Rows -
-=-=-

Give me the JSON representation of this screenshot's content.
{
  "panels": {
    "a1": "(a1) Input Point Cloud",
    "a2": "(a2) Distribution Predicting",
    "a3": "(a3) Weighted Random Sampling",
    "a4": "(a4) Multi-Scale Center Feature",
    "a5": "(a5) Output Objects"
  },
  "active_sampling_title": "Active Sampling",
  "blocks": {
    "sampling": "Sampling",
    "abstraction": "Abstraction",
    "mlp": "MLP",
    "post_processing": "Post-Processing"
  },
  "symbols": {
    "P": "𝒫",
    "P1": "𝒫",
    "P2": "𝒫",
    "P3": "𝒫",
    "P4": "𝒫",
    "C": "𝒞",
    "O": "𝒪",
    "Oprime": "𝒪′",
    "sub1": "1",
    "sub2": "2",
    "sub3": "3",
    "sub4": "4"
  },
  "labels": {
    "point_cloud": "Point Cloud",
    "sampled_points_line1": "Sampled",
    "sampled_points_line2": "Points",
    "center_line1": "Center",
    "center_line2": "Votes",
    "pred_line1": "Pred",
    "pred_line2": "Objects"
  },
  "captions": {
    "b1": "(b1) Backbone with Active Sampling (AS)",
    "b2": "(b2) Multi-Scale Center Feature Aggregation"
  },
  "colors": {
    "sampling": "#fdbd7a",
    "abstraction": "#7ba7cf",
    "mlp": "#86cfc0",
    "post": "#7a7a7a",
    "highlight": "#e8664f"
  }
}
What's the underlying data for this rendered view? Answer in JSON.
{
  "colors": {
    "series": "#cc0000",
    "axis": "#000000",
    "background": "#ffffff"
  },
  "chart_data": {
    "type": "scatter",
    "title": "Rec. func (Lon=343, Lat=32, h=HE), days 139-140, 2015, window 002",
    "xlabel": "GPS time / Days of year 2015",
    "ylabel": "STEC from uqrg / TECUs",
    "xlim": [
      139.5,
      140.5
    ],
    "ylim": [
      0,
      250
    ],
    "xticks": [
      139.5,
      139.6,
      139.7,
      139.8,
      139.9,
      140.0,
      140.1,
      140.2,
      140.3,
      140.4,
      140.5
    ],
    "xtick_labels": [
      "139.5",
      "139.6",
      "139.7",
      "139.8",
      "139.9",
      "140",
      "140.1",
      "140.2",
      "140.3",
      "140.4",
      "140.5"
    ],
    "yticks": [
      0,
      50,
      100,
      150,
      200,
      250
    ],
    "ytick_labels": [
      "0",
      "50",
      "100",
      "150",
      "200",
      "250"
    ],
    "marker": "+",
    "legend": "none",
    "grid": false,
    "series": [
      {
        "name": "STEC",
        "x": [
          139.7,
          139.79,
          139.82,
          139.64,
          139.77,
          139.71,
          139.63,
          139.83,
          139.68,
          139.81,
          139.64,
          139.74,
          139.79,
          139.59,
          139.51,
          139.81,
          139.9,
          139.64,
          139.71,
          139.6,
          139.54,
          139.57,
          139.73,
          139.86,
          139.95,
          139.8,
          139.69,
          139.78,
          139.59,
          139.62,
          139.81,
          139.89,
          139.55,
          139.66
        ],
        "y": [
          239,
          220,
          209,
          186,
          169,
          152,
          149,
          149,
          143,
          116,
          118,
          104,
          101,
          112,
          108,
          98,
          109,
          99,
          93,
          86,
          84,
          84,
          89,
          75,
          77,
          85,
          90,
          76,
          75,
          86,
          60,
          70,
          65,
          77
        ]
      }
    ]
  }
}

-=-=-

Direction - All entries shown above should be printed again exactly.

Solution to the problem -
Give me the JSON representation of this screenshot's content.
{
  "panels": {
    "a1": "(a1) Input Point Cloud",
    "a2": "(a2) Distribution Predicting",
    "a3": "(a3) Weighted Random Sampling",
    "a4": "(a4) Multi-Scale Center Feature",
    "a5": "(a5) Output Objects"
  },
  "active_sampling_title": "Active Sampling",
  "blocks": {
    "sampling": "Sampling",
    "abstraction": "Abstraction",
    "mlp": "MLP",
    "post_processing": "Post-Processing"
  },
  "symbols": {
    "P": "𝒫",
    "P1": "𝒫",
    "P2": "𝒫",
    "P3": "𝒫",
    "P4": "𝒫",
    "C": "𝒞",
    "O": "𝒪",
    "Oprime": "𝒪′",
    "sub1": "1",
    "sub2": "2",
    "sub3": "3",
    "sub4": "4"
  },
  "labels": {
    "point_cloud": "Point Cloud",
    "sampled_points_line1": "Sampled",
    "sampled_points_line2": "Points",
    "center_line1": "Center",
    "center_line2": "Votes",
    "pred_line1": "Pred",
    "pred_line2": "Objects"
  },
  "captions": {
    "b1": "(b1) Backbone with Active Sampling (AS)",
    "b2": "(b2) Multi-Scale Center Feature Aggregation"
  },
  "colors": {
    "sampling": "#fdbd7a",
    "abstraction": "#7ba7cf",
    "mlp": "#86cfc0",
    "post": "#7a7a7a",
    "highlight": "#e8664f"
  }
}
What's the underlying data for this rendered view? Answer in JSON.
{
  "colors": {
    "series": "#cc0000",
    "axis": "#000000",
    "background": "#ffffff"
  },
  "chart_data": {
    "type": "scatter",
    "title": "Rec. func (Lon=343, Lat=32, h=HE), days 139-140, 2015, window 002",
    "xlabel": "GPS time / Days of year 2015",
    "ylabel": "STEC from uqrg / TECUs",
    "xlim": [
      139.5,
      140.5
    ],
    "ylim": [
      0,
      250
    ],
    "xticks": [
      139.5,
      139.6,
      139.7,
      139.8,
      139.9,
      140.0,
      140.1,
      140.2,
      140.3,
      140.4,
      140.5
    ],
    "xtick_labels": [
      "139.5",
      "139.6",
      "139.7",
      "139.8",
      "139.9",
      "140",
      "140.1",
      "140.2",
      "140.3",
      "140.4",
      "140.5"
    ],
    "yticks": [
      0,
      50,
      100,
      150,
      200,
      250
    ],
    "ytick_labels": [
      "0",
      "50",
      "100",
      "150",
      "200",
      "250"
    ],
    "marker": "+",
    "legend": "none",
    "grid": false,
    "series": [
      {
        "name": "STEC",
        "x": [
          139.7,
          139.79,
          139.82,
          139.64,
          139.77,
          139.71,
          139.63,
          139.83,
          139.68,
          139.81,
          139.64,
          139.74,
          139.79,
          139.59,
          139.51,
          139.81,
          139.9,
          139.64,
          139.71,
          139.6,
          139.54,
          139.57,
          139.73,
          139.86,
          139.95,
          139.8,
          139.69,
          139.78,
          139.59,
          139.62,
          139.81,
          139.89,
          139.55,
          139.66
        ],
        "y": [
          239,
          220,
          209,
          186,
          169,
          152,
          149,
          149,
          143,
          116,
          118,
          104,
          101,
          112,
          108,
          98,
          109,
          99,
          93,
          86,
          84,
          84,
          89,
          75,
          77,
          85,
          90,
          76,
          75,
          86,
          60,
          70,
          65,
          77
        ]
      }
    ]
  }
}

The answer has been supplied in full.